-- Listed entries --
## BEGIN

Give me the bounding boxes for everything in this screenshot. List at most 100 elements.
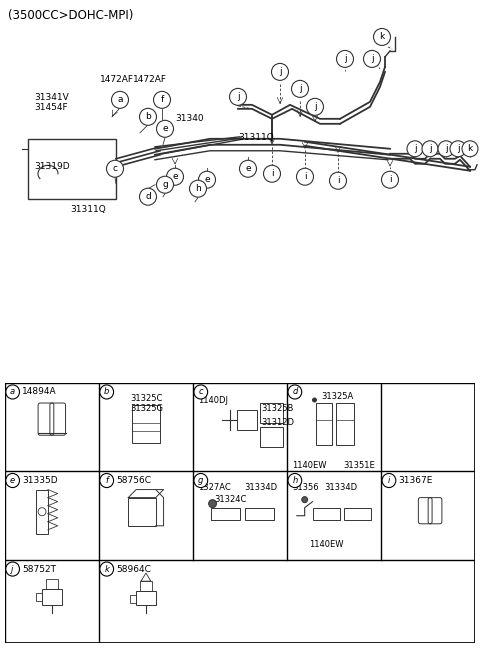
- Circle shape: [336, 51, 353, 67]
- Circle shape: [140, 188, 156, 205]
- Bar: [237, 410, 257, 430]
- Text: 1327AC: 1327AC: [198, 483, 230, 491]
- Text: e: e: [10, 476, 15, 485]
- Text: 31311Q: 31311Q: [238, 133, 274, 141]
- Text: e: e: [245, 164, 251, 173]
- Text: g: g: [162, 180, 168, 190]
- Bar: [260, 403, 283, 423]
- Bar: [132, 405, 160, 443]
- Text: 31334D: 31334D: [244, 483, 277, 491]
- Circle shape: [302, 496, 308, 502]
- Text: a: a: [10, 387, 15, 397]
- Text: b: b: [145, 112, 151, 121]
- Bar: [260, 427, 283, 447]
- Text: e: e: [162, 125, 168, 133]
- Text: j: j: [299, 84, 301, 93]
- Circle shape: [438, 141, 454, 157]
- Circle shape: [329, 172, 347, 190]
- Text: i: i: [336, 177, 339, 185]
- Circle shape: [199, 171, 216, 188]
- Text: j: j: [429, 144, 432, 153]
- Circle shape: [272, 64, 288, 80]
- Text: d: d: [145, 192, 151, 201]
- Text: 1140EW: 1140EW: [309, 540, 343, 549]
- Circle shape: [288, 474, 302, 487]
- Circle shape: [6, 385, 20, 399]
- Circle shape: [291, 80, 309, 97]
- Bar: [136, 591, 156, 606]
- Text: d: d: [292, 387, 298, 397]
- Text: f: f: [160, 95, 164, 104]
- Text: g: g: [198, 476, 204, 485]
- Text: 31334D: 31334D: [324, 483, 358, 491]
- Text: 31312D: 31312D: [262, 418, 295, 427]
- Circle shape: [450, 141, 466, 157]
- Text: 58756C: 58756C: [117, 476, 152, 485]
- Bar: [36, 489, 48, 534]
- Circle shape: [154, 92, 170, 108]
- Bar: [211, 508, 240, 520]
- Text: h: h: [292, 476, 298, 485]
- Text: a: a: [117, 95, 123, 104]
- Circle shape: [297, 168, 313, 185]
- Circle shape: [194, 474, 208, 487]
- Text: k: k: [104, 565, 109, 574]
- Circle shape: [462, 141, 478, 157]
- Bar: [312, 508, 340, 520]
- Text: 1472AF: 1472AF: [100, 75, 134, 84]
- Text: c: c: [112, 164, 118, 173]
- Text: j: j: [444, 144, 447, 153]
- Text: 31319D: 31319D: [34, 162, 70, 171]
- Circle shape: [6, 562, 20, 576]
- Circle shape: [111, 92, 129, 108]
- Text: 1140EW: 1140EW: [292, 461, 326, 471]
- Text: b: b: [104, 387, 109, 397]
- Text: 31324C: 31324C: [215, 495, 247, 504]
- Text: 31340: 31340: [175, 114, 204, 123]
- Text: i: i: [389, 175, 391, 184]
- Circle shape: [6, 474, 20, 487]
- Circle shape: [107, 160, 123, 177]
- Circle shape: [194, 385, 208, 399]
- Text: 31335D: 31335D: [23, 476, 58, 485]
- Text: k: k: [379, 32, 384, 42]
- Text: i: i: [304, 172, 306, 181]
- Circle shape: [240, 160, 256, 177]
- Text: 31356: 31356: [292, 483, 319, 491]
- Text: 1140DJ: 1140DJ: [198, 396, 228, 405]
- Text: 31454F: 31454F: [34, 103, 68, 112]
- Circle shape: [190, 180, 206, 197]
- Text: 31325G: 31325G: [130, 404, 163, 413]
- Bar: [46, 579, 58, 589]
- Text: 58752T: 58752T: [23, 565, 57, 574]
- Text: 1472AF: 1472AF: [133, 75, 167, 84]
- Bar: [28, 139, 116, 199]
- Text: j: j: [314, 103, 316, 112]
- Text: 31325B: 31325B: [262, 404, 294, 413]
- Circle shape: [140, 108, 156, 125]
- Circle shape: [382, 171, 398, 188]
- Circle shape: [156, 177, 173, 193]
- Text: j: j: [371, 55, 373, 64]
- Text: j: j: [237, 92, 240, 101]
- Text: k: k: [468, 144, 473, 153]
- Text: i: i: [388, 476, 390, 485]
- Text: (3500CC>DOHC-MPI): (3500CC>DOHC-MPI): [8, 9, 133, 22]
- Text: e: e: [172, 172, 178, 181]
- Text: j: j: [414, 144, 416, 153]
- Text: j: j: [456, 144, 459, 153]
- Text: f: f: [105, 476, 108, 485]
- Circle shape: [229, 88, 247, 105]
- Text: j: j: [344, 55, 346, 64]
- Text: 31341V: 31341V: [34, 93, 69, 102]
- Circle shape: [209, 500, 216, 508]
- Circle shape: [307, 99, 324, 116]
- Circle shape: [382, 474, 396, 487]
- Circle shape: [167, 168, 183, 185]
- Circle shape: [422, 141, 438, 157]
- Bar: [140, 581, 152, 591]
- Circle shape: [373, 29, 391, 45]
- Text: 58964C: 58964C: [117, 565, 151, 574]
- Circle shape: [312, 398, 316, 402]
- Circle shape: [363, 51, 381, 67]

## END

-- What you need to do --
Copy all of the rows above character for character, but leave out any pictures.

-- Result --
Give me the bounding boxes for everything in this screenshot. List at most 100 elements.
- Circle shape: [336, 51, 353, 67]
- Circle shape: [140, 188, 156, 205]
- Bar: [237, 410, 257, 430]
- Text: 1327AC: 1327AC: [198, 483, 230, 491]
- Text: e: e: [10, 476, 15, 485]
- Text: 31311Q: 31311Q: [238, 133, 274, 141]
- Text: e: e: [245, 164, 251, 173]
- Text: g: g: [162, 180, 168, 190]
- Bar: [260, 403, 283, 423]
- Bar: [132, 405, 160, 443]
- Text: 31334D: 31334D: [244, 483, 277, 491]
- Circle shape: [302, 496, 308, 502]
- Text: a: a: [10, 387, 15, 397]
- Text: b: b: [145, 112, 151, 121]
- Bar: [260, 427, 283, 447]
- Text: e: e: [162, 125, 168, 133]
- Text: j: j: [299, 84, 301, 93]
- Circle shape: [438, 141, 454, 157]
- Circle shape: [329, 172, 347, 190]
- Text: i: i: [336, 177, 339, 185]
- Circle shape: [199, 171, 216, 188]
- Text: j: j: [429, 144, 432, 153]
- Circle shape: [272, 64, 288, 80]
- Text: d: d: [145, 192, 151, 201]
- Text: 1140EW: 1140EW: [309, 540, 343, 549]
- Circle shape: [288, 474, 302, 487]
- Circle shape: [6, 385, 20, 399]
- Circle shape: [291, 80, 309, 97]
- Bar: [136, 591, 156, 606]
- Text: d: d: [292, 387, 298, 397]
- Text: f: f: [160, 95, 164, 104]
- Text: g: g: [198, 476, 204, 485]
- Text: 31334D: 31334D: [324, 483, 358, 491]
- Text: 31312D: 31312D: [262, 418, 295, 427]
- Circle shape: [450, 141, 466, 157]
- Text: 58756C: 58756C: [117, 476, 152, 485]
- Bar: [36, 489, 48, 534]
- Circle shape: [154, 92, 170, 108]
- Bar: [211, 508, 240, 520]
- Text: h: h: [292, 476, 298, 485]
- Text: a: a: [117, 95, 123, 104]
- Circle shape: [297, 168, 313, 185]
- Circle shape: [194, 474, 208, 487]
- Text: k: k: [104, 565, 109, 574]
- Circle shape: [462, 141, 478, 157]
- Bar: [312, 508, 340, 520]
- Text: 1472AF: 1472AF: [100, 75, 134, 84]
- Text: c: c: [112, 164, 118, 173]
- Text: j: j: [444, 144, 447, 153]
- Text: 31319D: 31319D: [34, 162, 70, 171]
- Circle shape: [6, 562, 20, 576]
- Circle shape: [111, 92, 129, 108]
- Text: 1140EW: 1140EW: [292, 461, 326, 471]
- Text: b: b: [104, 387, 109, 397]
- Text: 31324C: 31324C: [215, 495, 247, 504]
- Text: 31340: 31340: [175, 114, 204, 123]
- Text: i: i: [389, 175, 391, 184]
- Circle shape: [6, 474, 20, 487]
- Circle shape: [107, 160, 123, 177]
- Circle shape: [194, 385, 208, 399]
- Text: 31335D: 31335D: [23, 476, 58, 485]
- Text: k: k: [379, 32, 384, 42]
- Text: i: i: [304, 172, 306, 181]
- Circle shape: [240, 160, 256, 177]
- Text: 31356: 31356: [292, 483, 319, 491]
- Text: 1140DJ: 1140DJ: [198, 396, 228, 405]
- Text: 31454F: 31454F: [34, 103, 68, 112]
- Circle shape: [190, 180, 206, 197]
- Text: 31325G: 31325G: [130, 404, 163, 413]
- Bar: [46, 579, 58, 589]
- Text: 58752T: 58752T: [23, 565, 57, 574]
- Text: 1472AF: 1472AF: [133, 75, 167, 84]
- Bar: [28, 139, 116, 199]
- Text: j: j: [314, 103, 316, 112]
- Text: 31325B: 31325B: [262, 404, 294, 413]
- Circle shape: [140, 108, 156, 125]
- Circle shape: [382, 171, 398, 188]
- Circle shape: [156, 177, 173, 193]
- Text: j: j: [371, 55, 373, 64]
- Text: j: j: [237, 92, 240, 101]
- Text: k: k: [468, 144, 473, 153]
- Text: i: i: [388, 476, 390, 485]
- Text: (3500CC>DOHC-MPI): (3500CC>DOHC-MPI): [8, 9, 133, 22]
- Text: e: e: [172, 172, 178, 181]
- Text: j: j: [414, 144, 416, 153]
- Text: j: j: [456, 144, 459, 153]
- Text: f: f: [105, 476, 108, 485]
- Circle shape: [229, 88, 247, 105]
- Text: j: j: [344, 55, 346, 64]
- Text: 31341V: 31341V: [34, 93, 69, 102]
- Circle shape: [209, 500, 216, 508]
- Circle shape: [307, 99, 324, 116]
- Circle shape: [382, 474, 396, 487]
- Circle shape: [167, 168, 183, 185]
- Circle shape: [422, 141, 438, 157]
- Bar: [140, 581, 152, 591]
- Circle shape: [373, 29, 391, 45]
- Text: 58964C: 58964C: [117, 565, 151, 574]
- Circle shape: [312, 398, 316, 402]
- Circle shape: [363, 51, 381, 67]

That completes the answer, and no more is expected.